- **GIVEN TASK**
Reproduce all entries word for word.

- **DATA ROWS**
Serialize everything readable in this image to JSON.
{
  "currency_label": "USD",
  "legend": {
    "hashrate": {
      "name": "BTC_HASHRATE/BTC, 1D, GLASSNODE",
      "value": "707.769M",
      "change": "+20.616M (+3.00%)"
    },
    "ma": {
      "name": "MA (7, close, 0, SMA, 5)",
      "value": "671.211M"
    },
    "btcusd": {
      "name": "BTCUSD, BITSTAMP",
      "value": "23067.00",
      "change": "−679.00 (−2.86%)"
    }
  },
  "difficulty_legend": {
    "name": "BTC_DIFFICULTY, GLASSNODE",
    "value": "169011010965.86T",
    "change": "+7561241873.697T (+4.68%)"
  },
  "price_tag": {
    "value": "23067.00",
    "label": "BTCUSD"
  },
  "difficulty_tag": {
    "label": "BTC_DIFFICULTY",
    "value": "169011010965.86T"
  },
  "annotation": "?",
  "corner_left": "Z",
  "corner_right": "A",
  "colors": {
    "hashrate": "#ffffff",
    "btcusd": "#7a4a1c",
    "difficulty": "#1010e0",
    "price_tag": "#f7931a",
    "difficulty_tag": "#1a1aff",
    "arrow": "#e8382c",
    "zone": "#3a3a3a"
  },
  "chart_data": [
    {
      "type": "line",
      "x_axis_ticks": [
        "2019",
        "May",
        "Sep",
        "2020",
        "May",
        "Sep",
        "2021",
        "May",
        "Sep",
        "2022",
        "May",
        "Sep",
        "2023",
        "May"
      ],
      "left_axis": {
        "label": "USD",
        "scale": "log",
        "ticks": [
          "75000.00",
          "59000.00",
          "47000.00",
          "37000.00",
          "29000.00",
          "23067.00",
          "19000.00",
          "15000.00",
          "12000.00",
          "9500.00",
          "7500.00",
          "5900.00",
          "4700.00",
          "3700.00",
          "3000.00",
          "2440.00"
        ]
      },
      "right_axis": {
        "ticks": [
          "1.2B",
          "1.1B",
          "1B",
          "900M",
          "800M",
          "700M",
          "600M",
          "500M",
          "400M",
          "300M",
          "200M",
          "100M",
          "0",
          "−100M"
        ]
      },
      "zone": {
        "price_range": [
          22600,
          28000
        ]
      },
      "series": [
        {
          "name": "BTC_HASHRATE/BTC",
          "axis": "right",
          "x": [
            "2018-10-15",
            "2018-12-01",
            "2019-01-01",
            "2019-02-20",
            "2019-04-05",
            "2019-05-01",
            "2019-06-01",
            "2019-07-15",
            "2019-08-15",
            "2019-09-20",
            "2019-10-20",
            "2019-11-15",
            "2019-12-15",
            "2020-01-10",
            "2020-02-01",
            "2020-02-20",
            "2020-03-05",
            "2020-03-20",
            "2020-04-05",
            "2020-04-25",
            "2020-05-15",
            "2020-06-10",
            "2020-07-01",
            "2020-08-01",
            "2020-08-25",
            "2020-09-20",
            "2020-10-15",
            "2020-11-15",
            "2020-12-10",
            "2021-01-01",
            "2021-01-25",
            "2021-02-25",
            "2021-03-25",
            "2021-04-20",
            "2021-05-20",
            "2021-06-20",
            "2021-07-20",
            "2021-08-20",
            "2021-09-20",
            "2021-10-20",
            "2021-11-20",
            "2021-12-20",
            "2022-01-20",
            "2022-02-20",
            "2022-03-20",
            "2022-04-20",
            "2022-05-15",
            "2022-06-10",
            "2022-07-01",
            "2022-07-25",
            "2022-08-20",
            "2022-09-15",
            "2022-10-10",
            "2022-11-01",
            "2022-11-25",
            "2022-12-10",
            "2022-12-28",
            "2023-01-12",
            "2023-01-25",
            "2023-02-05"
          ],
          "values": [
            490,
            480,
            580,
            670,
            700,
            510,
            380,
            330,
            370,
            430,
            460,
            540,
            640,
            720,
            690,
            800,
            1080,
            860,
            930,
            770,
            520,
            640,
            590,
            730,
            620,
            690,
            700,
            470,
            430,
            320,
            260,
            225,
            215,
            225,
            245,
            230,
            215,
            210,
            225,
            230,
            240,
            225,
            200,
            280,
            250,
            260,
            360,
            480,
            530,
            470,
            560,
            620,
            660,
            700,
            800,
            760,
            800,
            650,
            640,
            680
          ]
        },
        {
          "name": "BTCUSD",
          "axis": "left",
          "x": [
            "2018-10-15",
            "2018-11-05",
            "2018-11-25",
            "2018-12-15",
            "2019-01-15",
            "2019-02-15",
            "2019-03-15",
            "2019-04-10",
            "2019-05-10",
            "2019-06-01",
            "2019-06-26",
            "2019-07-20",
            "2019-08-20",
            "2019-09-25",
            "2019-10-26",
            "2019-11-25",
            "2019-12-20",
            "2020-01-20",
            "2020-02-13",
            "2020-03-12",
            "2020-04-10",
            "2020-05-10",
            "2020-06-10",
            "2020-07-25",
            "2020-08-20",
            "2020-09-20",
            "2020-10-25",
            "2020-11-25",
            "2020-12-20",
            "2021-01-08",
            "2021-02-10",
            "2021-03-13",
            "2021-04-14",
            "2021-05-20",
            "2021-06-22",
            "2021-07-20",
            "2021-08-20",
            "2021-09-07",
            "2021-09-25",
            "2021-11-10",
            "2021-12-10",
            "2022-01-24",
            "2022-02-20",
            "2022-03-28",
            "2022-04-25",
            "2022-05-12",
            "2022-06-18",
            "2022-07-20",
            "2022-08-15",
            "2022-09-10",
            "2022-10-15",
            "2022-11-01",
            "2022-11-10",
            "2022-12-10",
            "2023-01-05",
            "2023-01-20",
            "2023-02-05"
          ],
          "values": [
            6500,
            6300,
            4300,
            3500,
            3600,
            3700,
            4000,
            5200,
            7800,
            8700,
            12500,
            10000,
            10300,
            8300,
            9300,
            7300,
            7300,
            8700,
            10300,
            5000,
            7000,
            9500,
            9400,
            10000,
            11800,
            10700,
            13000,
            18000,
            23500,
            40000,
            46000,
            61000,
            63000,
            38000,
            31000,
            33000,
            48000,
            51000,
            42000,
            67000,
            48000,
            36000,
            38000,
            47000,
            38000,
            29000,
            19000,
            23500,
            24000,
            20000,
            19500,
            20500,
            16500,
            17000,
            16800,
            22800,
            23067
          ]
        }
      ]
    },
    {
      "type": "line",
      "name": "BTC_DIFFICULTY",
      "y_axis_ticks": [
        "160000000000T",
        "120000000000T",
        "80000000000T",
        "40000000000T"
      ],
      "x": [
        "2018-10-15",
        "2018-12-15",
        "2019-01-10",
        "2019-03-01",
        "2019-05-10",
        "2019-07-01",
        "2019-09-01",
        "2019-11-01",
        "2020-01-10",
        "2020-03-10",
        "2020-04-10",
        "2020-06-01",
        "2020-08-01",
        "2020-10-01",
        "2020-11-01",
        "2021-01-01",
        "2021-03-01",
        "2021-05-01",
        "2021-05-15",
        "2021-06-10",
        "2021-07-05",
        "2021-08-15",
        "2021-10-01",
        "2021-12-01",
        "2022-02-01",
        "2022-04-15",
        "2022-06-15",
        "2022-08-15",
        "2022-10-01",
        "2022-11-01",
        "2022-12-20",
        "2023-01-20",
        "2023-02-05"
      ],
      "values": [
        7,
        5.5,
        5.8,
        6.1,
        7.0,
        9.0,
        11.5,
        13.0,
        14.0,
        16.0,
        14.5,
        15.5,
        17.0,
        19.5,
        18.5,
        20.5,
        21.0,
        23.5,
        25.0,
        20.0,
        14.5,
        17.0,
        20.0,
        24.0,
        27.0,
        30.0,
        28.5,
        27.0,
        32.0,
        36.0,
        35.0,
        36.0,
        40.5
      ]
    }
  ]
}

- **RESPONSE TO THIS TASK**
Serialize everything readable in this image to JSON.
{
  "currency_label": "USD",
  "legend": {
    "hashrate": {
      "name": "BTC_HASHRATE/BTC, 1D, GLASSNODE",
      "value": "707.769M",
      "change": "+20.616M (+3.00%)"
    },
    "ma": {
      "name": "MA (7, close, 0, SMA, 5)",
      "value": "671.211M"
    },
    "btcusd": {
      "name": "BTCUSD, BITSTAMP",
      "value": "23067.00",
      "change": "−679.00 (−2.86%)"
    }
  },
  "difficulty_legend": {
    "name": "BTC_DIFFICULTY, GLASSNODE",
    "value": "169011010965.86T",
    "change": "+7561241873.697T (+4.68%)"
  },
  "price_tag": {
    "value": "23067.00",
    "label": "BTCUSD"
  },
  "difficulty_tag": {
    "label": "BTC_DIFFICULTY",
    "value": "169011010965.86T"
  },
  "annotation": "?",
  "corner_left": "Z",
  "corner_right": "A",
  "colors": {
    "hashrate": "#ffffff",
    "btcusd": "#7a4a1c",
    "difficulty": "#1010e0",
    "price_tag": "#f7931a",
    "difficulty_tag": "#1a1aff",
    "arrow": "#e8382c",
    "zone": "#3a3a3a"
  },
  "chart_data": [
    {
      "type": "line",
      "x_axis_ticks": [
        "2019",
        "May",
        "Sep",
        "2020",
        "May",
        "Sep",
        "2021",
        "May",
        "Sep",
        "2022",
        "May",
        "Sep",
        "2023",
        "May"
      ],
      "left_axis": {
        "label": "USD",
        "scale": "log",
        "ticks": [
          "75000.00",
          "59000.00",
          "47000.00",
          "37000.00",
          "29000.00",
          "23067.00",
          "19000.00",
          "15000.00",
          "12000.00",
          "9500.00",
          "7500.00",
          "5900.00",
          "4700.00",
          "3700.00",
          "3000.00",
          "2440.00"
        ]
      },
      "right_axis": {
        "ticks": [
          "1.2B",
          "1.1B",
          "1B",
          "900M",
          "800M",
          "700M",
          "600M",
          "500M",
          "400M",
          "300M",
          "200M",
          "100M",
          "0",
          "−100M"
        ]
      },
      "zone": {
        "price_range": [
          22600,
          28000
        ]
      },
      "series": [
        {
          "name": "BTC_HASHRATE/BTC",
          "axis": "right",
          "x": [
            "2018-10-15",
            "2018-12-01",
            "2019-01-01",
            "2019-02-20",
            "2019-04-05",
            "2019-05-01",
            "2019-06-01",
            "2019-07-15",
            "2019-08-15",
            "2019-09-20",
            "2019-10-20",
            "2019-11-15",
            "2019-12-15",
            "2020-01-10",
            "2020-02-01",
            "2020-02-20",
            "2020-03-05",
            "2020-03-20",
            "2020-04-05",
            "2020-04-25",
            "2020-05-15",
            "2020-06-10",
            "2020-07-01",
            "2020-08-01",
            "2020-08-25",
            "2020-09-20",
            "2020-10-15",
            "2020-11-15",
            "2020-12-10",
            "2021-01-01",
            "2021-01-25",
            "2021-02-25",
            "2021-03-25",
            "2021-04-20",
            "2021-05-20",
            "2021-06-20",
            "2021-07-20",
            "2021-08-20",
            "2021-09-20",
            "2021-10-20",
            "2021-11-20",
            "2021-12-20",
            "2022-01-20",
            "2022-02-20",
            "2022-03-20",
            "2022-04-20",
            "2022-05-15",
            "2022-06-10",
            "2022-07-01",
            "2022-07-25",
            "2022-08-20",
            "2022-09-15",
            "2022-10-10",
            "2022-11-01",
            "2022-11-25",
            "2022-12-10",
            "2022-12-28",
            "2023-01-12",
            "2023-01-25",
            "2023-02-05"
          ],
          "values": [
            490,
            480,
            580,
            670,
            700,
            510,
            380,
            330,
            370,
            430,
            460,
            540,
            640,
            720,
            690,
            800,
            1080,
            860,
            930,
            770,
            520,
            640,
            590,
            730,
            620,
            690,
            700,
            470,
            430,
            320,
            260,
            225,
            215,
            225,
            245,
            230,
            215,
            210,
            225,
            230,
            240,
            225,
            200,
            280,
            250,
            260,
            360,
            480,
            530,
            470,
            560,
            620,
            660,
            700,
            800,
            760,
            800,
            650,
            640,
            680
          ]
        },
        {
          "name": "BTCUSD",
          "axis": "left",
          "x": [
            "2018-10-15",
            "2018-11-05",
            "2018-11-25",
            "2018-12-15",
            "2019-01-15",
            "2019-02-15",
            "2019-03-15",
            "2019-04-10",
            "2019-05-10",
            "2019-06-01",
            "2019-06-26",
            "2019-07-20",
            "2019-08-20",
            "2019-09-25",
            "2019-10-26",
            "2019-11-25",
            "2019-12-20",
            "2020-01-20",
            "2020-02-13",
            "2020-03-12",
            "2020-04-10",
            "2020-05-10",
            "2020-06-10",
            "2020-07-25",
            "2020-08-20",
            "2020-09-20",
            "2020-10-25",
            "2020-11-25",
            "2020-12-20",
            "2021-01-08",
            "2021-02-10",
            "2021-03-13",
            "2021-04-14",
            "2021-05-20",
            "2021-06-22",
            "2021-07-20",
            "2021-08-20",
            "2021-09-07",
            "2021-09-25",
            "2021-11-10",
            "2021-12-10",
            "2022-01-24",
            "2022-02-20",
            "2022-03-28",
            "2022-04-25",
            "2022-05-12",
            "2022-06-18",
            "2022-07-20",
            "2022-08-15",
            "2022-09-10",
            "2022-10-15",
            "2022-11-01",
            "2022-11-10",
            "2022-12-10",
            "2023-01-05",
            "2023-01-20",
            "2023-02-05"
          ],
          "values": [
            6500,
            6300,
            4300,
            3500,
            3600,
            3700,
            4000,
            5200,
            7800,
            8700,
            12500,
            10000,
            10300,
            8300,
            9300,
            7300,
            7300,
            8700,
            10300,
            5000,
            7000,
            9500,
            9400,
            10000,
            11800,
            10700,
            13000,
            18000,
            23500,
            40000,
            46000,
            61000,
            63000,
            38000,
            31000,
            33000,
            48000,
            51000,
            42000,
            67000,
            48000,
            36000,
            38000,
            47000,
            38000,
            29000,
            19000,
            23500,
            24000,
            20000,
            19500,
            20500,
            16500,
            17000,
            16800,
            22800,
            23067
          ]
        }
      ]
    },
    {
      "type": "line",
      "name": "BTC_DIFFICULTY",
      "y_axis_ticks": [
        "160000000000T",
        "120000000000T",
        "80000000000T",
        "40000000000T"
      ],
      "x": [
        "2018-10-15",
        "2018-12-15",
        "2019-01-10",
        "2019-03-01",
        "2019-05-10",
        "2019-07-01",
        "2019-09-01",
        "2019-11-01",
        "2020-01-10",
        "2020-03-10",
        "2020-04-10",
        "2020-06-01",
        "2020-08-01",
        "2020-10-01",
        "2020-11-01",
        "2021-01-01",
        "2021-03-01",
        "2021-05-01",
        "2021-05-15",
        "2021-06-10",
        "2021-07-05",
        "2021-08-15",
        "2021-10-01",
        "2021-12-01",
        "2022-02-01",
        "2022-04-15",
        "2022-06-15",
        "2022-08-15",
        "2022-10-01",
        "2022-11-01",
        "2022-12-20",
        "2023-01-20",
        "2023-02-05"
      ],
      "values": [
        7,
        5.5,
        5.8,
        6.1,
        7.0,
        9.0,
        11.5,
        13.0,
        14.0,
        16.0,
        14.5,
        15.5,
        17.0,
        19.5,
        18.5,
        20.5,
        21.0,
        23.5,
        25.0,
        20.0,
        14.5,
        17.0,
        20.0,
        24.0,
        27.0,
        30.0,
        28.5,
        27.0,
        32.0,
        36.0,
        35.0,
        36.0,
        40.5
      ]
    }
  ]
}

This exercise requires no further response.